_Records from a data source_
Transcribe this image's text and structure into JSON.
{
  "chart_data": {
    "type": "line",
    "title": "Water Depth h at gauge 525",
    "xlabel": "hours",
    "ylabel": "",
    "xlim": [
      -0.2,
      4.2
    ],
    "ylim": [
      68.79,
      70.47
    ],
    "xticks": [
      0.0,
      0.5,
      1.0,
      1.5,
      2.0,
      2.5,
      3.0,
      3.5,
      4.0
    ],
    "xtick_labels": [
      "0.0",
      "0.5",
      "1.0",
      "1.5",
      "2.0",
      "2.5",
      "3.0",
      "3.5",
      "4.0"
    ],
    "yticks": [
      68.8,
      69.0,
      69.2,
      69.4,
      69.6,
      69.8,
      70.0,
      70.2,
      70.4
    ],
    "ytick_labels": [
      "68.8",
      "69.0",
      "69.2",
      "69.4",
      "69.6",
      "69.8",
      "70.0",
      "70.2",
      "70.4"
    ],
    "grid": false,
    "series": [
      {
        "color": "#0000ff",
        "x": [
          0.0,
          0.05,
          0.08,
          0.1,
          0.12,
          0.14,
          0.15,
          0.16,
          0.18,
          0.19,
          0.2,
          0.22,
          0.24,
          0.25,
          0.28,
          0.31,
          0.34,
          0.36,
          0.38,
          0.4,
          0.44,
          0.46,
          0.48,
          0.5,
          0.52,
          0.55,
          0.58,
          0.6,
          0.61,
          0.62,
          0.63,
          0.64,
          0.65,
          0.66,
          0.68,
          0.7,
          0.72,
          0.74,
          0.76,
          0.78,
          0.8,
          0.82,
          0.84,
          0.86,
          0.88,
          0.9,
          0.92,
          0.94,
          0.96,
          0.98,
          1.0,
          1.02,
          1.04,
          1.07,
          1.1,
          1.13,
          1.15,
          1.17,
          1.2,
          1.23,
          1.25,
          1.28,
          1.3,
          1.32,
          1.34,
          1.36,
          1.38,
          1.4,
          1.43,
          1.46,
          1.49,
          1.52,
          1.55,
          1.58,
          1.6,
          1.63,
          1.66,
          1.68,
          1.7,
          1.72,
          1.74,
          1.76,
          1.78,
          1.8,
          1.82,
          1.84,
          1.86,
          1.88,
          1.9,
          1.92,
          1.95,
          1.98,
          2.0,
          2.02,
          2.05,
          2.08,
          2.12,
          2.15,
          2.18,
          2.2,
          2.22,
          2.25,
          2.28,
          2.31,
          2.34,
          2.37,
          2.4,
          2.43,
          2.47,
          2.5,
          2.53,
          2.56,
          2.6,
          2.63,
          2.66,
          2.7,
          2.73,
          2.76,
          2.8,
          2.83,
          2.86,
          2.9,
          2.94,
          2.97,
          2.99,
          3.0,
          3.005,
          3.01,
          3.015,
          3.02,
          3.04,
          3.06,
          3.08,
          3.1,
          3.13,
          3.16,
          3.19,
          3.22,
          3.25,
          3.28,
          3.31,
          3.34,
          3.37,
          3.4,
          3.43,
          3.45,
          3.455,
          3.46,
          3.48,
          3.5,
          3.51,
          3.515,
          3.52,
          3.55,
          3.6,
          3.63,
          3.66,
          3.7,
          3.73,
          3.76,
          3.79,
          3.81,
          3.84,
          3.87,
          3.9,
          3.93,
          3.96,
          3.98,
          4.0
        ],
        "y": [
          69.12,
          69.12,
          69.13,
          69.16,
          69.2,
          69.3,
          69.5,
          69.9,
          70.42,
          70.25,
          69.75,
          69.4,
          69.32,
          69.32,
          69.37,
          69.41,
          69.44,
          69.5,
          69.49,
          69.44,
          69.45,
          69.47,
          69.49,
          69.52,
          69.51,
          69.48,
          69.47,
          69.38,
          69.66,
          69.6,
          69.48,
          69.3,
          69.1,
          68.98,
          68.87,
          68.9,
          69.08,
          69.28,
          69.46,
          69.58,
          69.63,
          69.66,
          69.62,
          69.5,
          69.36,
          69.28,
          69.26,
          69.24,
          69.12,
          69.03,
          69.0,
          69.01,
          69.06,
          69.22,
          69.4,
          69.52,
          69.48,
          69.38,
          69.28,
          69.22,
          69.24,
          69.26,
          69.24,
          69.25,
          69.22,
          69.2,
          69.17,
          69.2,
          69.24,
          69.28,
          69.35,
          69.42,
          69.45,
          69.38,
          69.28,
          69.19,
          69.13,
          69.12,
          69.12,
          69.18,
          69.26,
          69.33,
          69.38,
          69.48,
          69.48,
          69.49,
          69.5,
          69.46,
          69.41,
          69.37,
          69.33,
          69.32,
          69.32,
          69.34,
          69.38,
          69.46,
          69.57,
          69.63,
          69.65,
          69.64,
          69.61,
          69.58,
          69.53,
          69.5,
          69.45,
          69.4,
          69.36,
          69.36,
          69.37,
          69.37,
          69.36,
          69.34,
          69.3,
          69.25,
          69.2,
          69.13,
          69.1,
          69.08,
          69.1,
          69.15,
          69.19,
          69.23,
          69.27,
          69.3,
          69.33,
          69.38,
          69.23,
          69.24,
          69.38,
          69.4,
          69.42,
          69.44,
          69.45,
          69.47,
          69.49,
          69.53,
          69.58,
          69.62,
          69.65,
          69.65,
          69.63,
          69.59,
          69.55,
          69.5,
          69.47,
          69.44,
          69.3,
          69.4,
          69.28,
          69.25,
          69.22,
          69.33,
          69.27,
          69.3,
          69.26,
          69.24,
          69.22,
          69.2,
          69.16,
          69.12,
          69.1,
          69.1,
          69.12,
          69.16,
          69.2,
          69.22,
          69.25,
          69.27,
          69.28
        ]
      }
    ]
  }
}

_Prompt_
Reproduce the listing above word for word.

_Worked solution_
Transcribe this image's text and structure into JSON.
{
  "chart_data": {
    "type": "line",
    "title": "Water Depth h at gauge 525",
    "xlabel": "hours",
    "ylabel": "",
    "xlim": [
      -0.2,
      4.2
    ],
    "ylim": [
      68.79,
      70.47
    ],
    "xticks": [
      0.0,
      0.5,
      1.0,
      1.5,
      2.0,
      2.5,
      3.0,
      3.5,
      4.0
    ],
    "xtick_labels": [
      "0.0",
      "0.5",
      "1.0",
      "1.5",
      "2.0",
      "2.5",
      "3.0",
      "3.5",
      "4.0"
    ],
    "yticks": [
      68.8,
      69.0,
      69.2,
      69.4,
      69.6,
      69.8,
      70.0,
      70.2,
      70.4
    ],
    "ytick_labels": [
      "68.8",
      "69.0",
      "69.2",
      "69.4",
      "69.6",
      "69.8",
      "70.0",
      "70.2",
      "70.4"
    ],
    "grid": false,
    "series": [
      {
        "color": "#0000ff",
        "x": [
          0.0,
          0.05,
          0.08,
          0.1,
          0.12,
          0.14,
          0.15,
          0.16,
          0.18,
          0.19,
          0.2,
          0.22,
          0.24,
          0.25,
          0.28,
          0.31,
          0.34,
          0.36,
          0.38,
          0.4,
          0.44,
          0.46,
          0.48,
          0.5,
          0.52,
          0.55,
          0.58,
          0.6,
          0.61,
          0.62,
          0.63,
          0.64,
          0.65,
          0.66,
          0.68,
          0.7,
          0.72,
          0.74,
          0.76,
          0.78,
          0.8,
          0.82,
          0.84,
          0.86,
          0.88,
          0.9,
          0.92,
          0.94,
          0.96,
          0.98,
          1.0,
          1.02,
          1.04,
          1.07,
          1.1,
          1.13,
          1.15,
          1.17,
          1.2,
          1.23,
          1.25,
          1.28,
          1.3,
          1.32,
          1.34,
          1.36,
          1.38,
          1.4,
          1.43,
          1.46,
          1.49,
          1.52,
          1.55,
          1.58,
          1.6,
          1.63,
          1.66,
          1.68,
          1.7,
          1.72,
          1.74,
          1.76,
          1.78,
          1.8,
          1.82,
          1.84,
          1.86,
          1.88,
          1.9,
          1.92,
          1.95,
          1.98,
          2.0,
          2.02,
          2.05,
          2.08,
          2.12,
          2.15,
          2.18,
          2.2,
          2.22,
          2.25,
          2.28,
          2.31,
          2.34,
          2.37,
          2.4,
          2.43,
          2.47,
          2.5,
          2.53,
          2.56,
          2.6,
          2.63,
          2.66,
          2.7,
          2.73,
          2.76,
          2.8,
          2.83,
          2.86,
          2.9,
          2.94,
          2.97,
          2.99,
          3.0,
          3.005,
          3.01,
          3.015,
          3.02,
          3.04,
          3.06,
          3.08,
          3.1,
          3.13,
          3.16,
          3.19,
          3.22,
          3.25,
          3.28,
          3.31,
          3.34,
          3.37,
          3.4,
          3.43,
          3.45,
          3.455,
          3.46,
          3.48,
          3.5,
          3.51,
          3.515,
          3.52,
          3.55,
          3.6,
          3.63,
          3.66,
          3.7,
          3.73,
          3.76,
          3.79,
          3.81,
          3.84,
          3.87,
          3.9,
          3.93,
          3.96,
          3.98,
          4.0
        ],
        "y": [
          69.12,
          69.12,
          69.13,
          69.16,
          69.2,
          69.3,
          69.5,
          69.9,
          70.42,
          70.25,
          69.75,
          69.4,
          69.32,
          69.32,
          69.37,
          69.41,
          69.44,
          69.5,
          69.49,
          69.44,
          69.45,
          69.47,
          69.49,
          69.52,
          69.51,
          69.48,
          69.47,
          69.38,
          69.66,
          69.6,
          69.48,
          69.3,
          69.1,
          68.98,
          68.87,
          68.9,
          69.08,
          69.28,
          69.46,
          69.58,
          69.63,
          69.66,
          69.62,
          69.5,
          69.36,
          69.28,
          69.26,
          69.24,
          69.12,
          69.03,
          69.0,
          69.01,
          69.06,
          69.22,
          69.4,
          69.52,
          69.48,
          69.38,
          69.28,
          69.22,
          69.24,
          69.26,
          69.24,
          69.25,
          69.22,
          69.2,
          69.17,
          69.2,
          69.24,
          69.28,
          69.35,
          69.42,
          69.45,
          69.38,
          69.28,
          69.19,
          69.13,
          69.12,
          69.12,
          69.18,
          69.26,
          69.33,
          69.38,
          69.48,
          69.48,
          69.49,
          69.5,
          69.46,
          69.41,
          69.37,
          69.33,
          69.32,
          69.32,
          69.34,
          69.38,
          69.46,
          69.57,
          69.63,
          69.65,
          69.64,
          69.61,
          69.58,
          69.53,
          69.5,
          69.45,
          69.4,
          69.36,
          69.36,
          69.37,
          69.37,
          69.36,
          69.34,
          69.3,
          69.25,
          69.2,
          69.13,
          69.1,
          69.08,
          69.1,
          69.15,
          69.19,
          69.23,
          69.27,
          69.3,
          69.33,
          69.38,
          69.23,
          69.24,
          69.38,
          69.4,
          69.42,
          69.44,
          69.45,
          69.47,
          69.49,
          69.53,
          69.58,
          69.62,
          69.65,
          69.65,
          69.63,
          69.59,
          69.55,
          69.5,
          69.47,
          69.44,
          69.3,
          69.4,
          69.28,
          69.25,
          69.22,
          69.33,
          69.27,
          69.3,
          69.26,
          69.24,
          69.22,
          69.2,
          69.16,
          69.12,
          69.1,
          69.1,
          69.12,
          69.16,
          69.2,
          69.22,
          69.25,
          69.27,
          69.28
        ]
      }
    ]
  }
}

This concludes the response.